→ Your task:
From the listing below, extract every line containing "name".

____________________

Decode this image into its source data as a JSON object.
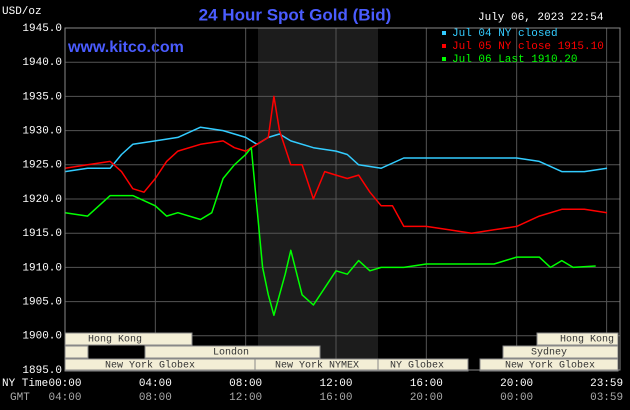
{
  "chart_data": {
    "type": "line",
    "title": "24 Hour Spot Gold (Bid)",
    "subtitle": "July 06, 2023 22:54",
    "y_label": "USD/oz",
    "annotation": "www.kitco.com",
    "x_label": "NY Time",
    "x2_label": "GMT",
    "xlim": [
      0,
      24
    ],
    "xticks": [
      {
        "value": 0,
        "label": "00:00"
      },
      {
        "value": 4,
        "label": "04:00"
      },
      {
        "value": 8,
        "label": "08:00"
      },
      {
        "value": 12,
        "label": "12:00"
      },
      {
        "value": 16,
        "label": "16:00"
      },
      {
        "value": 20,
        "label": "20:00"
      },
      {
        "value": 23.983,
        "label": "23:59"
      }
    ],
    "gmt_labels": [
      "04:00",
      "08:00",
      "12:00",
      "16:00",
      "20:00",
      "00:00",
      "03:59"
    ],
    "ylim": [
      1895,
      1945
    ],
    "yticks": [
      {
        "value": 1945,
        "label": "1945.0"
      },
      {
        "value": 1940,
        "label": "1940.0"
      },
      {
        "value": 1935,
        "label": "1935.0"
      },
      {
        "value": 1930,
        "label": "1930.0"
      },
      {
        "value": 1925,
        "label": "1925.0"
      },
      {
        "value": 1920,
        "label": "1920.0"
      },
      {
        "value": 1915,
        "label": "1915.0"
      },
      {
        "value": 1910,
        "label": "1910.0"
      },
      {
        "value": 1905,
        "label": "1905.0"
      },
      {
        "value": 1900,
        "label": "1900.0"
      },
      {
        "value": 1895,
        "label": "1895.0"
      }
    ],
    "grid": true,
    "sessions": [
      "Hong Kong",
      "London",
      "New York Globex",
      "New York NYMEX",
      "NY Globex",
      "Hong Kong",
      "Sydney",
      "New York Globex"
    ],
    "series": [
      {
        "name": "Jul 04 NY closed",
        "color": "#33ccff",
        "x": [
          0,
          1,
          2,
          2.5,
          3,
          4,
          5,
          6,
          7,
          8,
          8.5,
          9,
          9.5,
          10,
          11,
          12,
          12.5,
          13,
          14,
          15,
          16,
          17,
          18,
          19,
          20,
          21,
          22,
          23,
          24
        ],
        "values": [
          1924,
          1924.5,
          1924.5,
          1926.5,
          1928,
          1928.5,
          1929,
          1930.5,
          1930,
          1929,
          1928,
          1929,
          1929.5,
          1928.5,
          1927.5,
          1927,
          1926.5,
          1925,
          1924.5,
          1926,
          1926,
          1926,
          1926,
          1926,
          1926,
          1925.5,
          1924,
          1924,
          1924.5
        ]
      },
      {
        "name": "Jul 05 NY close 1915.10",
        "color": "#ff0000",
        "x": [
          0,
          1,
          2,
          2.5,
          3,
          3.5,
          4,
          4.5,
          5,
          6,
          7,
          7.5,
          8,
          8.5,
          9,
          9.25,
          9.5,
          10,
          10.5,
          11,
          11.5,
          12,
          12.5,
          13,
          13.5,
          14,
          14.5,
          15,
          16,
          17,
          18,
          19,
          20,
          21,
          22,
          23,
          24
        ],
        "values": [
          1924.5,
          1925,
          1925.5,
          1924,
          1921.5,
          1921,
          1923,
          1925.5,
          1927,
          1928,
          1928.5,
          1927.5,
          1927,
          1928,
          1929,
          1935,
          1930,
          1925,
          1925,
          1920,
          1924,
          1923.5,
          1923,
          1923.5,
          1921,
          1919,
          1919,
          1916,
          1916,
          1915.5,
          1915,
          1915.5,
          1916,
          1917.5,
          1918.5,
          1918.5,
          1918
        ]
      },
      {
        "name": "Jul 06 Last 1910.20",
        "color": "#00ff00",
        "x": [
          0,
          1,
          1.5,
          2,
          3,
          4,
          4.5,
          5,
          6,
          6.5,
          7,
          7.5,
          8,
          8.25,
          8.75,
          9,
          9.25,
          9.5,
          9.75,
          10,
          10.5,
          11,
          11.5,
          12,
          12.5,
          13,
          13.5,
          14,
          15,
          16,
          17,
          18,
          19,
          20,
          21,
          21.5,
          22,
          22.5,
          23.5
        ],
        "values": [
          1918,
          1917.5,
          1919,
          1920.5,
          1920.5,
          1919,
          1917.5,
          1918,
          1917,
          1918,
          1923,
          1925,
          1926.5,
          1927.5,
          1910,
          1906,
          1903,
          1906,
          1909,
          1912.5,
          1906,
          1904.5,
          1907,
          1909.5,
          1909,
          1911,
          1909.5,
          1910,
          1910,
          1910.5,
          1910.5,
          1910.5,
          1910.5,
          1911.5,
          1911.5,
          1910,
          1911,
          1910,
          1910.2
        ]
      }
    ]
  }
}
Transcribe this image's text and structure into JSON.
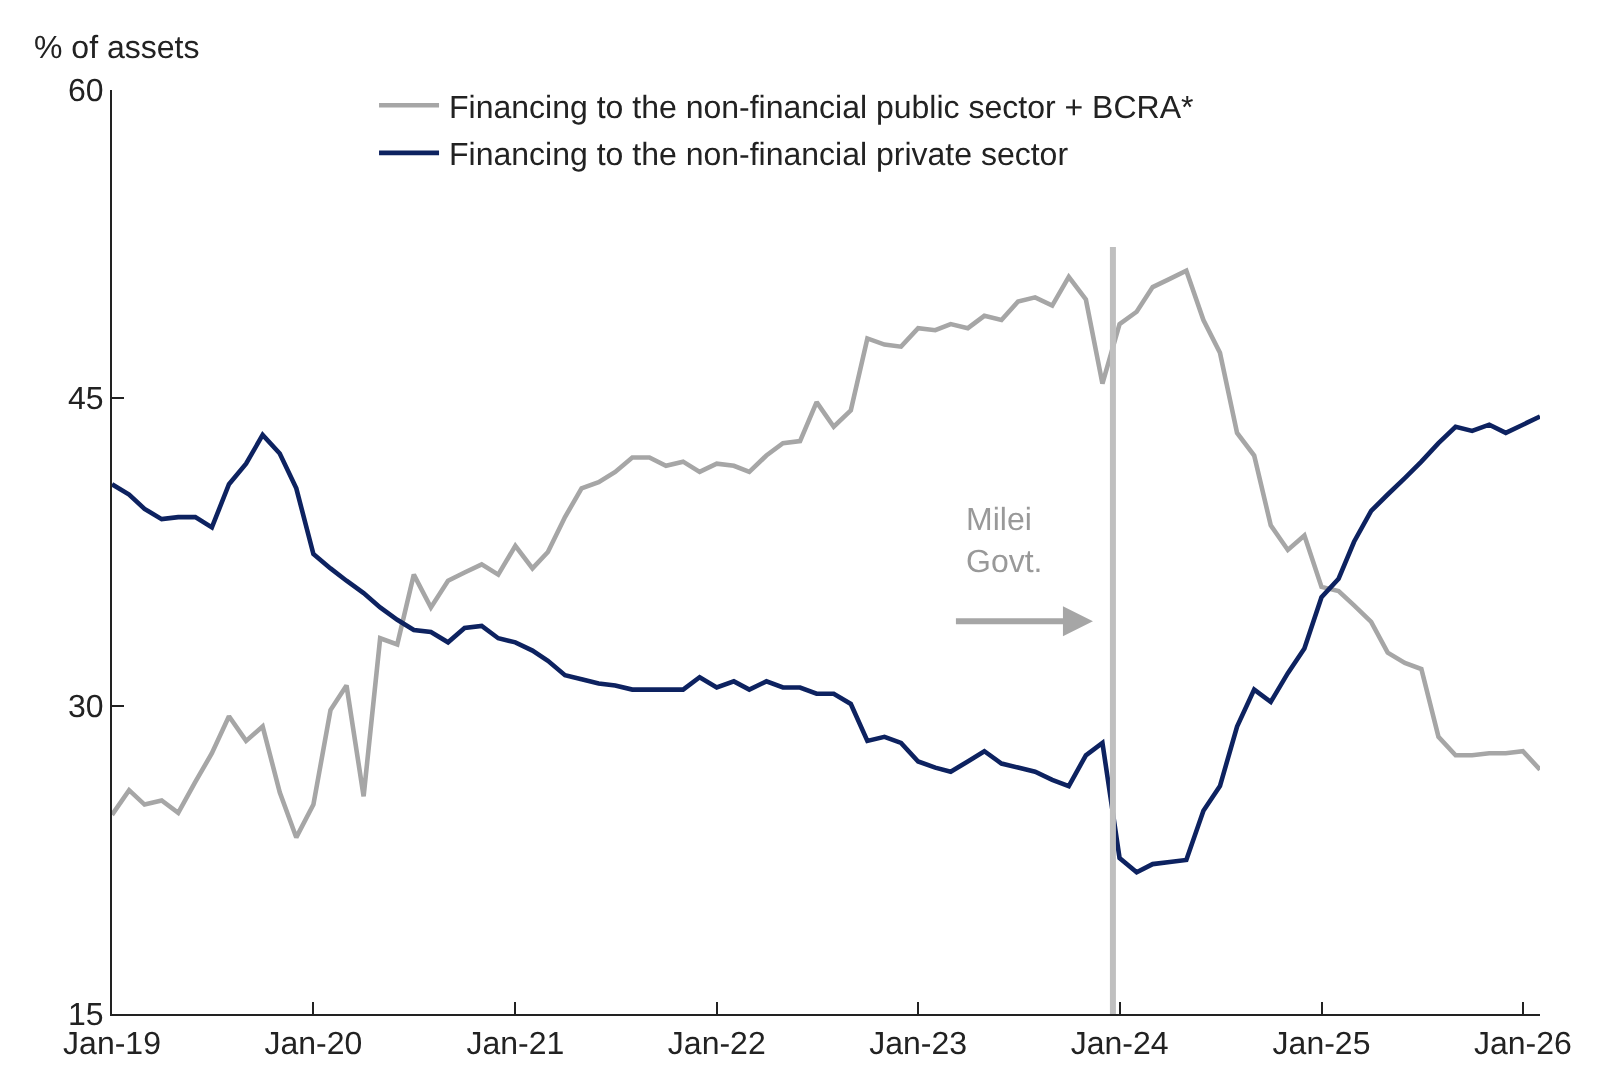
{
  "chart_data": {
    "type": "line",
    "ylabel": "% of assets",
    "x": [
      "2019-01",
      "2019-02",
      "2019-03",
      "2019-04",
      "2019-05",
      "2019-06",
      "2019-07",
      "2019-08",
      "2019-09",
      "2019-10",
      "2019-11",
      "2019-12",
      "2020-01",
      "2020-02",
      "2020-03",
      "2020-04",
      "2020-05",
      "2020-06",
      "2020-07",
      "2020-08",
      "2020-09",
      "2020-10",
      "2020-11",
      "2020-12",
      "2021-01",
      "2021-02",
      "2021-03",
      "2021-04",
      "2021-05",
      "2021-06",
      "2021-07",
      "2021-08",
      "2021-09",
      "2021-10",
      "2021-11",
      "2021-12",
      "2022-01",
      "2022-02",
      "2022-03",
      "2022-04",
      "2022-05",
      "2022-06",
      "2022-07",
      "2022-08",
      "2022-09",
      "2022-10",
      "2022-11",
      "2022-12",
      "2023-01",
      "2023-02",
      "2023-03",
      "2023-04",
      "2023-05",
      "2023-06",
      "2023-07",
      "2023-08",
      "2023-09",
      "2023-10",
      "2023-11",
      "2023-12",
      "2024-01",
      "2024-02",
      "2024-03",
      "2024-04",
      "2024-05",
      "2024-06",
      "2024-07",
      "2024-08",
      "2024-09",
      "2024-10",
      "2024-11",
      "2024-12",
      "2025-01",
      "2025-02",
      "2025-03",
      "2025-04",
      "2025-05",
      "2025-06",
      "2025-07",
      "2025-08",
      "2025-09",
      "2025-10",
      "2025-11",
      "2025-12",
      "2026-01",
      "2026-02"
    ],
    "series": [
      {
        "name": "Financing to the non-financial public sector + BCRA*",
        "color": "#a6a6a6",
        "values": [
          24.7,
          25.9,
          25.2,
          25.4,
          24.8,
          26.3,
          27.7,
          29.5,
          28.3,
          29.0,
          25.8,
          23.6,
          25.2,
          29.8,
          31.0,
          25.6,
          33.3,
          33.0,
          36.4,
          34.8,
          36.1,
          36.5,
          36.9,
          36.4,
          37.8,
          36.7,
          37.5,
          39.2,
          40.6,
          40.9,
          41.4,
          42.1,
          42.1,
          41.7,
          41.9,
          41.4,
          41.8,
          41.7,
          41.4,
          42.2,
          42.8,
          42.9,
          44.8,
          43.6,
          44.4,
          47.9,
          47.6,
          47.5,
          48.4,
          48.3,
          48.6,
          48.4,
          49.0,
          48.8,
          49.7,
          49.9,
          49.5,
          50.9,
          49.8,
          45.7,
          48.6,
          49.2,
          50.4,
          50.8,
          51.2,
          48.8,
          47.2,
          43.3,
          42.2,
          38.8,
          37.6,
          38.3,
          35.8,
          35.6,
          34.9,
          34.1,
          32.6,
          32.1,
          31.8,
          28.5,
          27.6,
          27.6,
          27.7,
          27.7,
          27.8,
          26.9
        ]
      },
      {
        "name": "Financing to the non-financial private sector",
        "color": "#0d2260",
        "values": [
          40.8,
          40.3,
          39.6,
          39.1,
          39.2,
          39.2,
          38.7,
          40.8,
          41.8,
          43.2,
          42.3,
          40.6,
          37.4,
          36.7,
          36.1,
          35.5,
          34.8,
          34.2,
          33.7,
          33.6,
          33.1,
          33.8,
          33.9,
          33.3,
          33.1,
          32.7,
          32.2,
          31.5,
          31.3,
          31.1,
          31.0,
          30.8,
          30.8,
          30.8,
          30.8,
          31.4,
          30.9,
          31.2,
          30.8,
          31.2,
          30.9,
          30.9,
          30.6,
          30.6,
          30.1,
          28.3,
          28.5,
          28.2,
          27.3,
          27.0,
          26.8,
          27.3,
          27.8,
          27.2,
          27.0,
          26.8,
          26.4,
          26.1,
          27.6,
          28.2,
          22.6,
          21.9,
          22.3,
          22.4,
          22.5,
          24.9,
          26.1,
          29.0,
          30.8,
          30.2,
          31.6,
          32.8,
          35.3,
          36.2,
          38.0,
          39.5,
          40.3,
          41.1,
          41.9,
          42.8,
          43.6,
          43.4,
          43.7,
          43.3,
          43.7,
          44.1
        ]
      }
    ],
    "xlim": [
      "2019-01-01",
      "2026-02-01"
    ],
    "xticks": [
      {
        "value": "2019-01-01",
        "label": "Jan-19"
      },
      {
        "value": "2020-01-01",
        "label": "Jan-20"
      },
      {
        "value": "2021-01-01",
        "label": "Jan-21"
      },
      {
        "value": "2022-01-01",
        "label": "Jan-22"
      },
      {
        "value": "2023-01-01",
        "label": "Jan-23"
      },
      {
        "value": "2024-01-01",
        "label": "Jan-24"
      },
      {
        "value": "2025-01-01",
        "label": "Jan-25"
      },
      {
        "value": "2026-01-01",
        "label": "Jan-26"
      }
    ],
    "ylim": [
      15,
      60
    ],
    "yticks": [
      15,
      30,
      45,
      60
    ],
    "ref_lines": [
      {
        "axis": "x",
        "value": "2023-12-20",
        "label": "Milei\nGovt.",
        "color": "#bfbfbf"
      }
    ],
    "grid": false,
    "legend": "top left",
    "marker": "none",
    "line_style": "solid"
  }
}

____________________

→ Result below:
        "name": "Jul 04 NY closed",
        "name": "Jul 05 NY close 1915.10",
        "name": "Jul 06 Last 1910.20",
        "name": "Financing to the non-financial public sector + BCRA*",
        "name": "Financing to the non-financial private sector",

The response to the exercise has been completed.